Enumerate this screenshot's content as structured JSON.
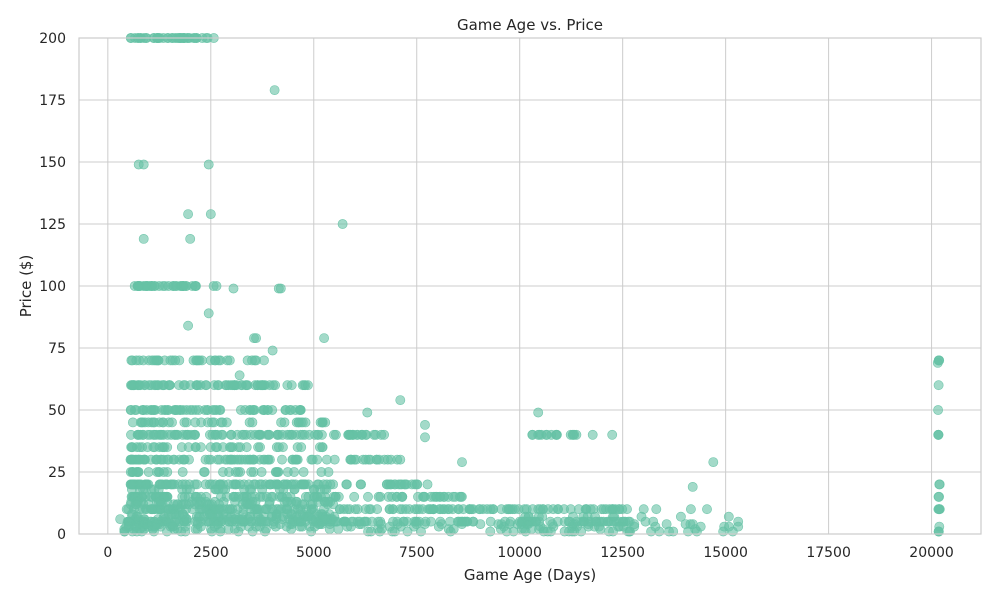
{
  "chart_data": {
    "type": "scatter",
    "title": "Game Age vs. Price",
    "xlabel": "Game Age (Days)",
    "ylabel": "Price ($)",
    "xlim": [
      -700,
      21200
    ],
    "ylim": [
      0,
      200
    ],
    "x_ticks": [
      0,
      2500,
      5000,
      7500,
      10000,
      12500,
      15000,
      17500,
      20000
    ],
    "x_tick_labels": [
      "0",
      "2500",
      "5000",
      "7500",
      "10000",
      "12500",
      "15000",
      "17500",
      "20000"
    ],
    "y_ticks": [
      0,
      25,
      50,
      75,
      100,
      125,
      150,
      175,
      200
    ],
    "y_tick_labels": [
      "0",
      "25",
      "50",
      "75",
      "100",
      "125",
      "150",
      "175",
      "200"
    ],
    "grid": true,
    "point_color": "#66c2a5",
    "point_opacity": 0.6,
    "clusters": [
      {
        "x_range": [
          550,
          2650
        ],
        "y_values": [
          199.99
        ],
        "count": 45
      },
      {
        "x_range": [
          650,
          2650
        ],
        "y_values": [
          99.99
        ],
        "count": 40
      },
      {
        "x_range": [
          550,
          3900
        ],
        "y_values": [
          69.99
        ],
        "count": 35
      },
      {
        "x_range": [
          550,
          4900
        ],
        "y_values": [
          59.99
        ],
        "count": 70
      },
      {
        "x_range": [
          550,
          4900
        ],
        "y_values": [
          49.99
        ],
        "count": 60
      },
      {
        "x_range": [
          550,
          6800
        ],
        "y_values": [
          39.99
        ],
        "count": 90
      },
      {
        "x_range": [
          550,
          7300
        ],
        "y_values": [
          29.99
        ],
        "count": 90
      },
      {
        "x_range": [
          550,
          7800
        ],
        "y_values": [
          19.99
        ],
        "count": 110
      },
      {
        "x_range": [
          550,
          9000
        ],
        "y_values": [
          14.99
        ],
        "count": 100
      },
      {
        "x_range": [
          450,
          12500
        ],
        "y_values": [
          9.99
        ],
        "count": 160
      },
      {
        "x_range": [
          450,
          13000
        ],
        "y_values": [
          4.99
        ],
        "count": 150
      },
      {
        "x_range": [
          400,
          14500
        ],
        "y_values": [
          0.99,
          1.99,
          2.99,
          3.99
        ],
        "count": 150
      },
      {
        "x_range": [
          550,
          5500
        ],
        "y_values": [
          5.99,
          6.99,
          7.99,
          11.99,
          12.99,
          17.99,
          24.99,
          34.99,
          44.99
        ],
        "count": 300
      },
      {
        "x_range": [
          10300,
          12300
        ],
        "y_values": [
          39.99
        ],
        "count": 18
      },
      {
        "x_range": [
          10000,
          15500
        ],
        "y_values": [
          0.99,
          2.99,
          4.99,
          6.99,
          9.99
        ],
        "count": 60
      },
      {
        "x_range": [
          20150,
          20200
        ],
        "y_values": [
          0.99,
          2.99,
          4.99,
          6.99,
          9.99,
          14.99,
          19.99,
          24.99,
          29.99,
          39.99,
          49.99,
          59.99,
          69.99
        ],
        "count": 20
      }
    ],
    "points": [
      {
        "x": 4050,
        "y": 179
      },
      {
        "x": 2450,
        "y": 149
      },
      {
        "x": 750,
        "y": 149
      },
      {
        "x": 870,
        "y": 149
      },
      {
        "x": 5700,
        "y": 125
      },
      {
        "x": 1950,
        "y": 129
      },
      {
        "x": 2500,
        "y": 129
      },
      {
        "x": 870,
        "y": 119
      },
      {
        "x": 2000,
        "y": 119
      },
      {
        "x": 3050,
        "y": 99
      },
      {
        "x": 4150,
        "y": 99
      },
      {
        "x": 4200,
        "y": 99
      },
      {
        "x": 2450,
        "y": 89
      },
      {
        "x": 3550,
        "y": 79
      },
      {
        "x": 3600,
        "y": 79
      },
      {
        "x": 5250,
        "y": 79
      },
      {
        "x": 1950,
        "y": 84
      },
      {
        "x": 4000,
        "y": 74
      },
      {
        "x": 3200,
        "y": 64
      },
      {
        "x": 7100,
        "y": 54
      },
      {
        "x": 10450,
        "y": 49
      },
      {
        "x": 6300,
        "y": 49
      },
      {
        "x": 7700,
        "y": 44
      },
      {
        "x": 7700,
        "y": 39
      },
      {
        "x": 8600,
        "y": 29
      },
      {
        "x": 14700,
        "y": 29
      },
      {
        "x": 14200,
        "y": 19
      },
      {
        "x": 300,
        "y": 6
      },
      {
        "x": 20150,
        "y": 69
      }
    ]
  }
}
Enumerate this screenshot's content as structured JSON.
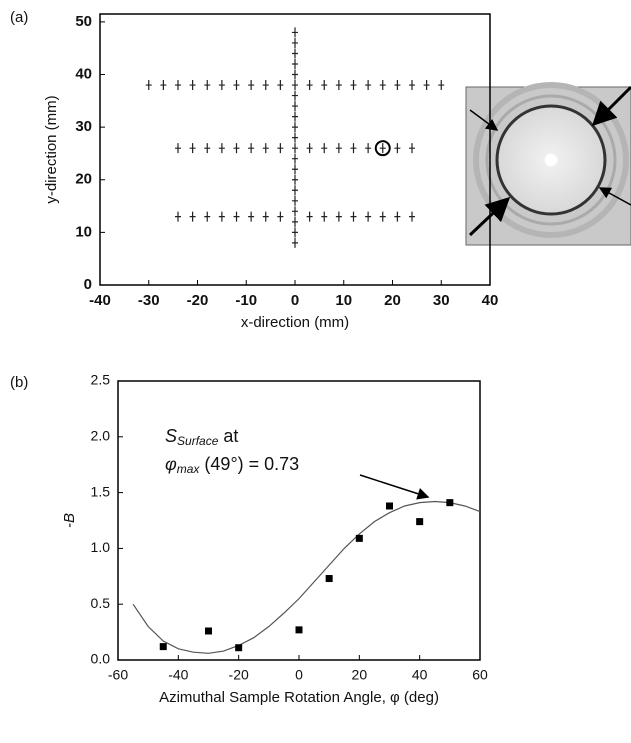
{
  "chart_data": [
    {
      "type": "scatter",
      "marker": "tick",
      "panel_label": "(a)",
      "x_label": "x-direction (mm)",
      "y_label": "y-direction (mm)",
      "x": [
        0,
        0,
        0,
        0,
        0,
        0,
        0,
        0,
        0,
        0,
        0,
        0,
        0,
        0,
        0,
        0,
        0,
        0,
        0,
        0,
        0,
        -30,
        -27,
        -24,
        -21,
        -18,
        -15,
        -12,
        -9,
        -6,
        -3,
        3,
        6,
        9,
        12,
        15,
        18,
        21,
        24,
        27,
        30,
        -24,
        -21,
        -18,
        -15,
        -12,
        -9,
        -6,
        -3,
        3,
        6,
        9,
        12,
        15,
        18,
        21,
        24,
        -24,
        -21,
        -18,
        -15,
        -12,
        -9,
        -6,
        -3,
        3,
        6,
        9,
        12,
        15,
        18,
        21,
        24
      ],
      "values": [
        8,
        10,
        12,
        14,
        16,
        18,
        20,
        22,
        24,
        26,
        28,
        30,
        32,
        34,
        36,
        38,
        40,
        42,
        44,
        46,
        48,
        38,
        38,
        38,
        38,
        38,
        38,
        38,
        38,
        38,
        38,
        38,
        38,
        38,
        38,
        38,
        38,
        38,
        38,
        38,
        38,
        26,
        26,
        26,
        26,
        26,
        26,
        26,
        26,
        26,
        26,
        26,
        26,
        26,
        26,
        26,
        26,
        13,
        13,
        13,
        13,
        13,
        13,
        13,
        13,
        13,
        13,
        13,
        13,
        13,
        13,
        13,
        13
      ],
      "highlight": {
        "x": 18,
        "y": 26
      },
      "xlim": [
        -40,
        40
      ],
      "xticks": [
        -40,
        -30,
        -20,
        -10,
        0,
        10,
        20,
        30,
        40
      ],
      "ylim": [
        0,
        51.5
      ],
      "yticks": [
        0,
        10,
        20,
        30,
        40,
        50
      ]
    },
    {
      "type": "scatter",
      "marker": "square",
      "panel_label": "(b)",
      "x_label": "Azimuthal Sample Rotation Angle, φ (deg)",
      "y_label": "-B",
      "x": [
        -45,
        -30,
        -20,
        0,
        10,
        20,
        30,
        40,
        50
      ],
      "values": [
        0.12,
        0.26,
        0.11,
        0.27,
        0.73,
        1.09,
        1.38,
        1.24,
        1.41
      ],
      "fit": {
        "x": [
          -55,
          -50,
          -45,
          -40,
          -35,
          -30,
          -25,
          -20,
          -15,
          -10,
          -5,
          0,
          5,
          10,
          15,
          20,
          25,
          30,
          35,
          40,
          45,
          50,
          55,
          60
        ],
        "values": [
          0.5,
          0.3,
          0.17,
          0.1,
          0.07,
          0.06,
          0.08,
          0.13,
          0.2,
          0.3,
          0.42,
          0.55,
          0.7,
          0.85,
          1.0,
          1.13,
          1.24,
          1.32,
          1.38,
          1.41,
          1.42,
          1.41,
          1.38,
          1.33
        ]
      },
      "annotation": {
        "symbol": "S",
        "subscript": "Surface",
        "tail": " at",
        "symbol2": "φ",
        "subscript2": "max",
        "tail2": " (49°) = 0.73"
      },
      "xlim": [
        -60,
        60
      ],
      "xticks": [
        -60,
        -40,
        -20,
        0,
        20,
        40,
        60
      ],
      "ylim": [
        0,
        2.5
      ],
      "yticks": [
        {
          "value": 0,
          "label": "0.0"
        },
        0.5,
        {
          "value": 1,
          "label": "1.0"
        },
        1.5,
        {
          "value": 2,
          "label": "2.0"
        },
        2.5
      ]
    }
  ]
}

━━━━━━━━━━━━━━━━━━━━━━━━━━━━━━

What is the number of lines that hold the string "direction"? Reply with that number alone.

2